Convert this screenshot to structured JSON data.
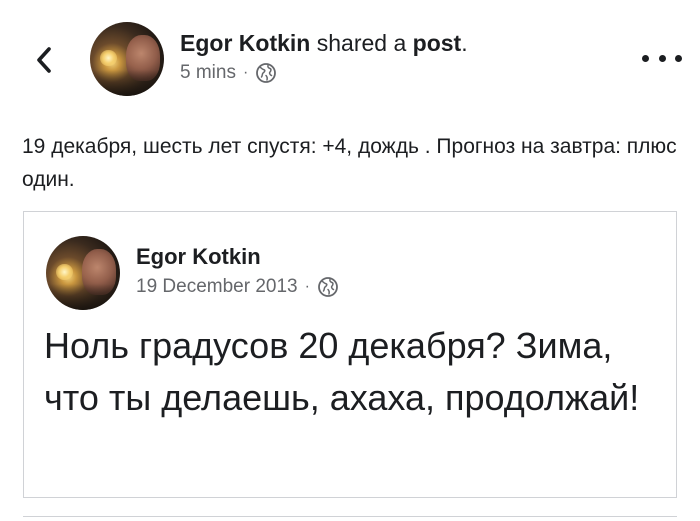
{
  "post": {
    "author_name": "Egor Kotkin",
    "action_text": " shared a ",
    "object_text": "post",
    "trailing_punct": ".",
    "time": "5 mins",
    "separator": "·",
    "text": "19 декабря, шесть лет спустя: +4, дождь . Прогноз на завтра: плюс один."
  },
  "shared": {
    "author_name": "Egor Kotkin",
    "date": "19 December 2013",
    "separator": "·",
    "text": "Ноль градусов 20 декабря? Зима, что ты делаешь, ахаха, продолжай!"
  },
  "icons": {
    "back": "chevron-left-icon",
    "more": "more-horizontal-icon",
    "privacy": "globe-icon"
  },
  "colors": {
    "text_primary": "#1c1e21",
    "text_secondary": "#65676b",
    "border": "#d0d2d6"
  }
}
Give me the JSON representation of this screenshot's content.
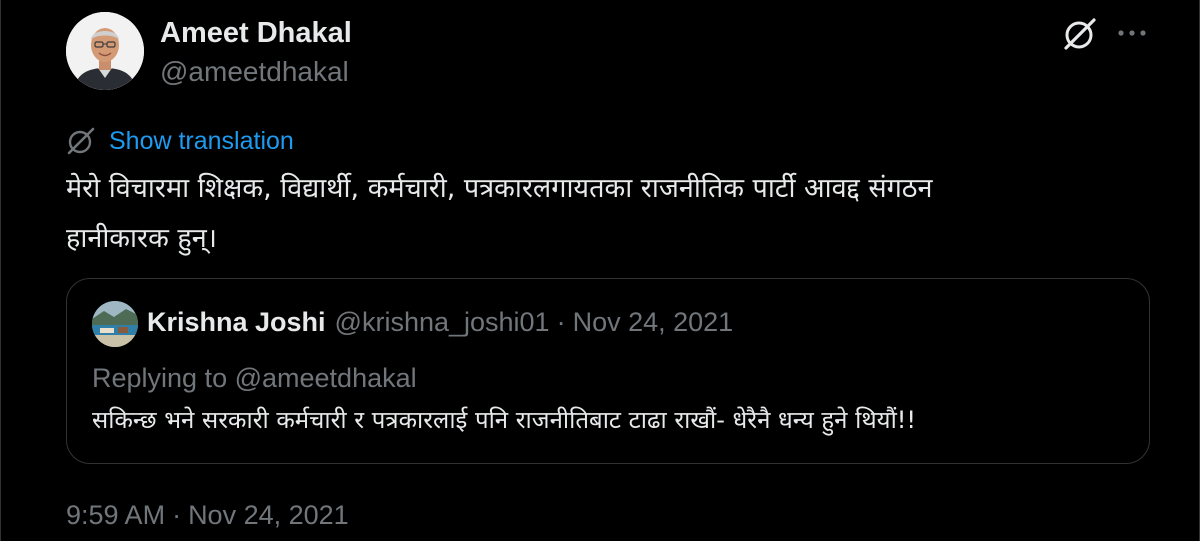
{
  "author": {
    "name": "Ameet Dhakal",
    "handle": "@ameetdhakal"
  },
  "icons": {
    "grok": "grok-icon",
    "more": "more-icon",
    "translate": "grok-icon"
  },
  "translation": {
    "label": "Show translation"
  },
  "tweet": {
    "text_line1": "मेरो विचारमा शिक्षक, विद्यार्थी, कर्मचारी, पत्रकारलगायतका राजनीतिक पार्टी आवद्द संगठन",
    "text_line2": "हानीकारक हुन्।"
  },
  "quote": {
    "name": "Krishna Joshi",
    "handle": "@krishna_joshi01",
    "separator": "·",
    "date": "Nov 24, 2021",
    "replying_prefix": "Replying to",
    "replying_to": "@ameetdhakal",
    "text": "सकिन्छ भने सरकारी कर्मचारी र पत्रकारलाई पनि राजनीतिबाट टाढा राखौं- धेरैनै धन्य हुने थियौं!!"
  },
  "timestamp": {
    "time": "9:59 AM",
    "separator": "·",
    "date": "Nov 24, 2021"
  },
  "colors": {
    "background": "#000000",
    "text_primary": "#e7e9ea",
    "text_secondary": "#71767b",
    "link": "#1d9bf0",
    "border": "#2f3336"
  }
}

※ ※ ※

● What is expected: Pictures in the records above are not copied; print everything else exactly.

● Task solution:
Convert this screenshot to structured JSON data.
{
  "post": {
    "author_name": "Egor Kotkin",
    "action_text": " shared a ",
    "object_text": "post",
    "trailing_punct": ".",
    "time": "5 mins",
    "separator": "·",
    "text": "19 декабря, шесть лет спустя: +4, дождь . Прогноз на завтра: плюс один."
  },
  "shared": {
    "author_name": "Egor Kotkin",
    "date": "19 December 2013",
    "separator": "·",
    "text": "Ноль градусов 20 декабря? Зима, что ты делаешь, ахаха, продолжай!"
  },
  "icons": {
    "back": "chevron-left-icon",
    "more": "more-horizontal-icon",
    "privacy": "globe-icon"
  },
  "colors": {
    "text_primary": "#1c1e21",
    "text_secondary": "#65676b",
    "border": "#d0d2d6"
  }
}
Give me the JSON representation of this screenshot's content.
{
  "author": {
    "name": "Ameet Dhakal",
    "handle": "@ameetdhakal"
  },
  "icons": {
    "grok": "grok-icon",
    "more": "more-icon",
    "translate": "grok-icon"
  },
  "translation": {
    "label": "Show translation"
  },
  "tweet": {
    "text_line1": "मेरो विचारमा शिक्षक, विद्यार्थी, कर्मचारी, पत्रकारलगायतका राजनीतिक पार्टी आवद्द संगठन",
    "text_line2": "हानीकारक हुन्।"
  },
  "quote": {
    "name": "Krishna Joshi",
    "handle": "@krishna_joshi01",
    "separator": "·",
    "date": "Nov 24, 2021",
    "replying_prefix": "Replying to",
    "replying_to": "@ameetdhakal",
    "text": "सकिन्छ भने सरकारी कर्मचारी र पत्रकारलाई पनि राजनीतिबाट टाढा राखौं- धेरैनै धन्य हुने थियौं!!"
  },
  "timestamp": {
    "time": "9:59 AM",
    "separator": "·",
    "date": "Nov 24, 2021"
  },
  "colors": {
    "background": "#000000",
    "text_primary": "#e7e9ea",
    "text_secondary": "#71767b",
    "link": "#1d9bf0",
    "border": "#2f3336"
  }
}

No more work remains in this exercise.